▸ **Given exercise**: Without skipping anything, write out each record below exactly.

%%

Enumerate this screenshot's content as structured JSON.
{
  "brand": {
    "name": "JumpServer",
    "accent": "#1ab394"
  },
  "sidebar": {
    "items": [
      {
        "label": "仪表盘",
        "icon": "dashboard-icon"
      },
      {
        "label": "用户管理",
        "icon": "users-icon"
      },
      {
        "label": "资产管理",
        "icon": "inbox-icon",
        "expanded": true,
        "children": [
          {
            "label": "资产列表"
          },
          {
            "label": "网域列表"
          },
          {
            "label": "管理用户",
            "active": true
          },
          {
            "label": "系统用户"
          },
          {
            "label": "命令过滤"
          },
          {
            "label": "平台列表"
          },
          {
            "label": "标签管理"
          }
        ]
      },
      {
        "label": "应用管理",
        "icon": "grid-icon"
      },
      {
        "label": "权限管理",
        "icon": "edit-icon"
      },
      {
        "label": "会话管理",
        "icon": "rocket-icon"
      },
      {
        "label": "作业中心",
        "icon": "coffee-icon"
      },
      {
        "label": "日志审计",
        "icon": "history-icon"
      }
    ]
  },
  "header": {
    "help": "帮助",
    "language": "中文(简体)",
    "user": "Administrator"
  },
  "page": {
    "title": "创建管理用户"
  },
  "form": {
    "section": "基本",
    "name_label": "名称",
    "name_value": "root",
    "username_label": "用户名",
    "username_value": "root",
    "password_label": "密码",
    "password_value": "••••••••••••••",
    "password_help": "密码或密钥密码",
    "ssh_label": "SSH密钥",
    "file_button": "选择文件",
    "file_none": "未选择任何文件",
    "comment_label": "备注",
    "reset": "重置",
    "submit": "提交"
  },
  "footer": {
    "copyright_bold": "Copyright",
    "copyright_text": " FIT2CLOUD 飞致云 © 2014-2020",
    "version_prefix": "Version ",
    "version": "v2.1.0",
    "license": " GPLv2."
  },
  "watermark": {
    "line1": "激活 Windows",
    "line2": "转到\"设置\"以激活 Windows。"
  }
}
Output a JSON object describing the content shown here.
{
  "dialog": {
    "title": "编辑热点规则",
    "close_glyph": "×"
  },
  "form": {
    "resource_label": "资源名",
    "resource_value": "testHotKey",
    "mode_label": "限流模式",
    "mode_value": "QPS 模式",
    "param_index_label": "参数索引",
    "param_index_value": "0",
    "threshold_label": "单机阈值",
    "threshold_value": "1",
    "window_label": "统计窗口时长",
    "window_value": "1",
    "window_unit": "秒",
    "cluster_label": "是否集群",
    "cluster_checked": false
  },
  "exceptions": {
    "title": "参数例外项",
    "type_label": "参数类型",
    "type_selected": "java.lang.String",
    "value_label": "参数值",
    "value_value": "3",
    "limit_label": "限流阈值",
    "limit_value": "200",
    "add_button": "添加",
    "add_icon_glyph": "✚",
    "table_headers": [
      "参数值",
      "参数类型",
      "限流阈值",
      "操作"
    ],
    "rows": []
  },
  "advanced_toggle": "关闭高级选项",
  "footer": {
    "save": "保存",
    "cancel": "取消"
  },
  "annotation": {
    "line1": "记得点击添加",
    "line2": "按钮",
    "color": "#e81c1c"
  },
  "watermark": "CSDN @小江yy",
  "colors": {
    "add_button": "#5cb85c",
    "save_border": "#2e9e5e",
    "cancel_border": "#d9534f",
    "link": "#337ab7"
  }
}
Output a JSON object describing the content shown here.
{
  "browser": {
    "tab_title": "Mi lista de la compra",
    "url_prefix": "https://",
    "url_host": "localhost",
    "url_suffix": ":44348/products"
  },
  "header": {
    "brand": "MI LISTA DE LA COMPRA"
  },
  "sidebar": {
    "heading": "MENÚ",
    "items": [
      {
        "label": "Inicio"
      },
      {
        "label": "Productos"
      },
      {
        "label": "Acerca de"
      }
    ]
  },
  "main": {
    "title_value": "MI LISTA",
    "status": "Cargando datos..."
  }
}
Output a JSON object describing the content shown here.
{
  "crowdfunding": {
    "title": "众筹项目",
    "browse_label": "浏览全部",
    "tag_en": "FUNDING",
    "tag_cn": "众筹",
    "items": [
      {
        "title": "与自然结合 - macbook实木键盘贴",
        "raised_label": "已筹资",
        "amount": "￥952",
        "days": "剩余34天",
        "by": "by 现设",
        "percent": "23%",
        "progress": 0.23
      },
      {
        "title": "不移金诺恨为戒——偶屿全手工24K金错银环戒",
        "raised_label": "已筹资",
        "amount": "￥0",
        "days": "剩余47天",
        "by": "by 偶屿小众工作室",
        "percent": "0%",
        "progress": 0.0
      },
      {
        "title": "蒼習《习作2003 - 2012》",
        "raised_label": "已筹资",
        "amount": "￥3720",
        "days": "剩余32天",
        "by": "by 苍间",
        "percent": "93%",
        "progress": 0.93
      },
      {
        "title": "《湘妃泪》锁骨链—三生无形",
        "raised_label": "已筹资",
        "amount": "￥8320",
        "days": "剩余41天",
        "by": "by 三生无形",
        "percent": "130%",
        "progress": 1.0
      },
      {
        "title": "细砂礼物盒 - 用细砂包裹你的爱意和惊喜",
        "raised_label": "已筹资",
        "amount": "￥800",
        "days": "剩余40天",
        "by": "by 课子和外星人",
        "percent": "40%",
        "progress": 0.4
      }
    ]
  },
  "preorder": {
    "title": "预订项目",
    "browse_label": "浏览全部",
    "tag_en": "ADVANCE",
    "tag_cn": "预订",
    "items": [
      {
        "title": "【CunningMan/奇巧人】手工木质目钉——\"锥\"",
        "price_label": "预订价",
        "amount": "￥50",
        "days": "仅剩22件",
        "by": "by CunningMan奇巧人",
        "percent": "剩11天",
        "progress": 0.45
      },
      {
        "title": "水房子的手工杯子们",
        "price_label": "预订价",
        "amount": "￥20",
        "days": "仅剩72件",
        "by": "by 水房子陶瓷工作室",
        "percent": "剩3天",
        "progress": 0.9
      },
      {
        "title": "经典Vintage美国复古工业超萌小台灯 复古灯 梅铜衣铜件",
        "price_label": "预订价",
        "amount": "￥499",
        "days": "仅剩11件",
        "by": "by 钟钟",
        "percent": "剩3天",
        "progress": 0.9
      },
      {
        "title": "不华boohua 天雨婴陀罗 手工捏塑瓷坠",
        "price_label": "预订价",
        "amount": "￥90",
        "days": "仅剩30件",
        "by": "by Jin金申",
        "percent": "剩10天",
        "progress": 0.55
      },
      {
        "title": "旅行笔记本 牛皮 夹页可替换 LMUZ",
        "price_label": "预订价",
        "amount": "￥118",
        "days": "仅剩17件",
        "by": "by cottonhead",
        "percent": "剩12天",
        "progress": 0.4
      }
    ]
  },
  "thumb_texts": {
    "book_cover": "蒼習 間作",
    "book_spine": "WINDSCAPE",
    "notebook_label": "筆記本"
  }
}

%%

▸ **Result**:
Enumerate this screenshot's content as structured JSON.
{
  "brand": {
    "name": "JumpServer",
    "accent": "#1ab394"
  },
  "sidebar": {
    "items": [
      {
        "label": "仪表盘",
        "icon": "dashboard-icon"
      },
      {
        "label": "用户管理",
        "icon": "users-icon"
      },
      {
        "label": "资产管理",
        "icon": "inbox-icon",
        "expanded": true,
        "children": [
          {
            "label": "资产列表"
          },
          {
            "label": "网域列表"
          },
          {
            "label": "管理用户",
            "active": true
          },
          {
            "label": "系统用户"
          },
          {
            "label": "命令过滤"
          },
          {
            "label": "平台列表"
          },
          {
            "label": "标签管理"
          }
        ]
      },
      {
        "label": "应用管理",
        "icon": "grid-icon"
      },
      {
        "label": "权限管理",
        "icon": "edit-icon"
      },
      {
        "label": "会话管理",
        "icon": "rocket-icon"
      },
      {
        "label": "作业中心",
        "icon": "coffee-icon"
      },
      {
        "label": "日志审计",
        "icon": "history-icon"
      }
    ]
  },
  "header": {
    "help": "帮助",
    "language": "中文(简体)",
    "user": "Administrator"
  },
  "page": {
    "title": "创建管理用户"
  },
  "form": {
    "section": "基本",
    "name_label": "名称",
    "name_value": "root",
    "username_label": "用户名",
    "username_value": "root",
    "password_label": "密码",
    "password_value": "••••••••••••••",
    "password_help": "密码或密钥密码",
    "ssh_label": "SSH密钥",
    "file_button": "选择文件",
    "file_none": "未选择任何文件",
    "comment_label": "备注",
    "reset": "重置",
    "submit": "提交"
  },
  "footer": {
    "copyright_bold": "Copyright",
    "copyright_text": " FIT2CLOUD 飞致云 © 2014-2020",
    "version_prefix": "Version ",
    "version": "v2.1.0",
    "license": " GPLv2."
  },
  "watermark": {
    "line1": "激活 Windows",
    "line2": "转到\"设置\"以激活 Windows。"
  }
}
Output a JSON object describing the content shown here.
{
  "dialog": {
    "title": "编辑热点规则",
    "close_glyph": "×"
  },
  "form": {
    "resource_label": "资源名",
    "resource_value": "testHotKey",
    "mode_label": "限流模式",
    "mode_value": "QPS 模式",
    "param_index_label": "参数索引",
    "param_index_value": "0",
    "threshold_label": "单机阈值",
    "threshold_value": "1",
    "window_label": "统计窗口时长",
    "window_value": "1",
    "window_unit": "秒",
    "cluster_label": "是否集群",
    "cluster_checked": false
  },
  "exceptions": {
    "title": "参数例外项",
    "type_label": "参数类型",
    "type_selected": "java.lang.String",
    "value_label": "参数值",
    "value_value": "3",
    "limit_label": "限流阈值",
    "limit_value": "200",
    "add_button": "添加",
    "add_icon_glyph": "✚",
    "table_headers": [
      "参数值",
      "参数类型",
      "限流阈值",
      "操作"
    ],
    "rows": []
  },
  "advanced_toggle": "关闭高级选项",
  "footer": {
    "save": "保存",
    "cancel": "取消"
  },
  "annotation": {
    "line1": "记得点击添加",
    "line2": "按钮",
    "color": "#e81c1c"
  },
  "watermark": "CSDN @小江yy",
  "colors": {
    "add_button": "#5cb85c",
    "save_border": "#2e9e5e",
    "cancel_border": "#d9534f",
    "link": "#337ab7"
  }
}
Output a JSON object describing the content shown here.
{
  "browser": {
    "tab_title": "Mi lista de la compra",
    "url_prefix": "https://",
    "url_host": "localhost",
    "url_suffix": ":44348/products"
  },
  "header": {
    "brand": "MI LISTA DE LA COMPRA"
  },
  "sidebar": {
    "heading": "MENÚ",
    "items": [
      {
        "label": "Inicio"
      },
      {
        "label": "Productos"
      },
      {
        "label": "Acerca de"
      }
    ]
  },
  "main": {
    "title_value": "MI LISTA",
    "status": "Cargando datos..."
  }
}
Output a JSON object describing the content shown here.
{
  "crowdfunding": {
    "title": "众筹项目",
    "browse_label": "浏览全部",
    "tag_en": "FUNDING",
    "tag_cn": "众筹",
    "items": [
      {
        "title": "与自然结合 - macbook实木键盘贴",
        "raised_label": "已筹资",
        "amount": "￥952",
        "days": "剩余34天",
        "by": "by 现设",
        "percent": "23%",
        "progress": 0.23
      },
      {
        "title": "不移金诺恨为戒——偶屿全手工24K金错银环戒",
        "raised_label": "已筹资",
        "amount": "￥0",
        "days": "剩余47天",
        "by": "by 偶屿小众工作室",
        "percent": "0%",
        "progress": 0.0
      },
      {
        "title": "蒼習《习作2003 - 2012》",
        "raised_label": "已筹资",
        "amount": "￥3720",
        "days": "剩余32天",
        "by": "by 苍间",
        "percent": "93%",
        "progress": 0.93
      },
      {
        "title": "《湘妃泪》锁骨链—三生无形",
        "raised_label": "已筹资",
        "amount": "￥8320",
        "days": "剩余41天",
        "by": "by 三生无形",
        "percent": "130%",
        "progress": 1.0
      },
      {
        "title": "细砂礼物盒 - 用细砂包裹你的爱意和惊喜",
        "raised_label": "已筹资",
        "amount": "￥800",
        "days": "剩余40天",
        "by": "by 课子和外星人",
        "percent": "40%",
        "progress": 0.4
      }
    ]
  },
  "preorder": {
    "title": "预订项目",
    "browse_label": "浏览全部",
    "tag_en": "ADVANCE",
    "tag_cn": "预订",
    "items": [
      {
        "title": "【CunningMan/奇巧人】手工木质目钉——\"锥\"",
        "price_label": "预订价",
        "amount": "￥50",
        "days": "仅剩22件",
        "by": "by CunningMan奇巧人",
        "percent": "剩11天",
        "progress": 0.45
      },
      {
        "title": "水房子的手工杯子们",
        "price_label": "预订价",
        "amount": "￥20",
        "days": "仅剩72件",
        "by": "by 水房子陶瓷工作室",
        "percent": "剩3天",
        "progress": 0.9
      },
      {
        "title": "经典Vintage美国复古工业超萌小台灯 复古灯 梅铜衣铜件",
        "price_label": "预订价",
        "amount": "￥499",
        "days": "仅剩11件",
        "by": "by 钟钟",
        "percent": "剩3天",
        "progress": 0.9
      },
      {
        "title": "不华boohua 天雨婴陀罗 手工捏塑瓷坠",
        "price_label": "预订价",
        "amount": "￥90",
        "days": "仅剩30件",
        "by": "by Jin金申",
        "percent": "剩10天",
        "progress": 0.55
      },
      {
        "title": "旅行笔记本 牛皮 夹页可替换 LMUZ",
        "price_label": "预订价",
        "amount": "￥118",
        "days": "仅剩17件",
        "by": "by cottonhead",
        "percent": "剩12天",
        "progress": 0.4
      }
    ]
  },
  "thumb_texts": {
    "book_cover": "蒼習 間作",
    "book_spine": "WINDSCAPE",
    "notebook_label": "筆記本"
  }
}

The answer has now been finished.